◆ Your task:
Records follow. Select each line holding "SavedIntReadWrite".

◆ Raw data:
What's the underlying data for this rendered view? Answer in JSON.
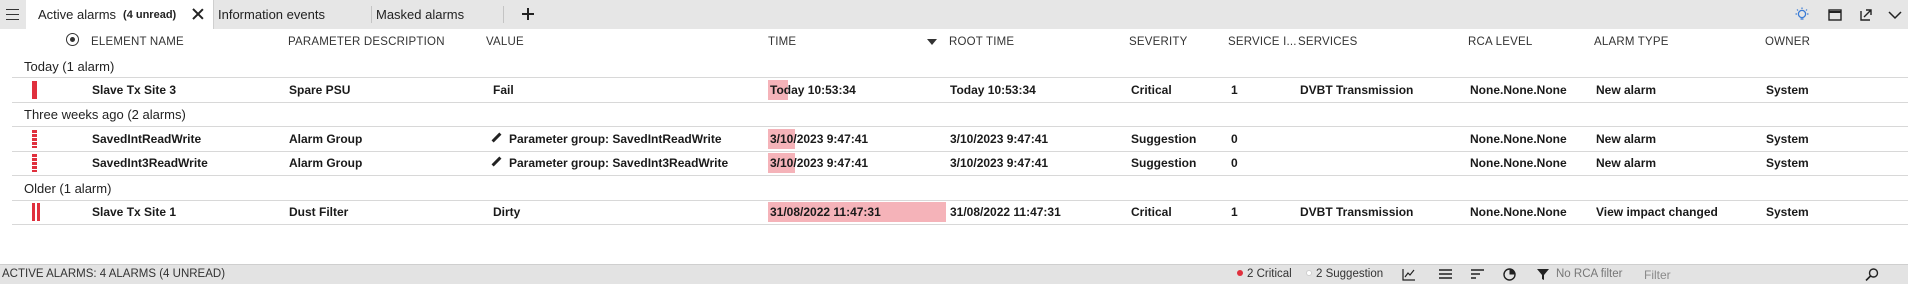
{
  "tabs": [
    {
      "label": "Active alarms",
      "badge": "(4 unread)",
      "active": true
    },
    {
      "label": "Information events"
    },
    {
      "label": "Masked alarms"
    }
  ],
  "columns": [
    "ELEMENT NAME",
    "PARAMETER DESCRIPTION",
    "VALUE",
    "TIME",
    "ROOT TIME",
    "SEVERITY",
    "SERVICE I...",
    "SERVICES",
    "RCA LEVEL",
    "ALARM TYPE",
    "OWNER"
  ],
  "groups": [
    {
      "label": "Today (1 alarm)",
      "rows": [
        {
          "element": "Slave Tx Site 3",
          "param": "Spare PSU",
          "value": "Fail",
          "time": "Today 10:53:34",
          "root_time": "Today 10:53:34",
          "severity": "Critical",
          "service_impact": "1",
          "services": "DVBT Transmission",
          "rca": "None.None.None",
          "alarm_type": "New alarm",
          "owner": "System",
          "time_bar": 0.12
        }
      ]
    },
    {
      "label": "Three weeks ago (2 alarms)",
      "rows": [
        {
          "element": "SavedIntReadWrite",
          "param": "Alarm Group",
          "value": "Parameter group: SavedIntReadWrite",
          "time": "3/10/2023 9:47:41",
          "root_time": "3/10/2023 9:47:41",
          "severity": "Suggestion",
          "service_impact": "0",
          "services": "",
          "rca": "None.None.None",
          "alarm_type": "New alarm",
          "owner": "System",
          "time_bar": 0.14
        },
        {
          "element": "SavedInt3ReadWrite",
          "param": "Alarm Group",
          "value": "Parameter group: SavedInt3ReadWrite",
          "time": "3/10/2023 9:47:41",
          "root_time": "3/10/2023 9:47:41",
          "severity": "Suggestion",
          "service_impact": "0",
          "services": "",
          "rca": "None.None.None",
          "alarm_type": "New alarm",
          "owner": "System",
          "time_bar": 0.14
        }
      ]
    },
    {
      "label": "Older (1 alarm)",
      "rows": [
        {
          "element": "Slave Tx Site 1",
          "param": "Dust Filter",
          "value": "Dirty",
          "time": "31/08/2022 11:47:31",
          "root_time": "31/08/2022 11:47:31",
          "severity": "Critical",
          "service_impact": "1",
          "services": "DVBT Transmission",
          "rca": "None.None.None",
          "alarm_type": "View impact changed",
          "owner": "System",
          "time_bar": 1.0
        }
      ]
    }
  ],
  "status": {
    "summary": "ACTIVE ALARMS: 4 ALARMS (4 UNREAD)",
    "critical": "2 Critical",
    "suggestion": "2 Suggestion",
    "rca_filter": "No RCA filter",
    "filter_placeholder": "Filter"
  },
  "colors": {
    "critical": "#e0303d",
    "time_highlight": "#f5b3b9",
    "suggestion_dot": "#ffffff"
  },
  "icons": [
    "menu-icon",
    "close-icon",
    "plus-icon",
    "lightbulb-icon",
    "window-icon",
    "pop-out-icon",
    "chevron-down-icon",
    "target-icon",
    "sort-desc-icon",
    "pencil-icon",
    "trend-icon",
    "list-icon",
    "sort-lines-icon",
    "pie-icon",
    "funnel-icon",
    "search-icon"
  ]
}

◆ Right answer:
          "element": "SavedIntReadWrite",
          "value": "Parameter group: SavedIntReadWrite",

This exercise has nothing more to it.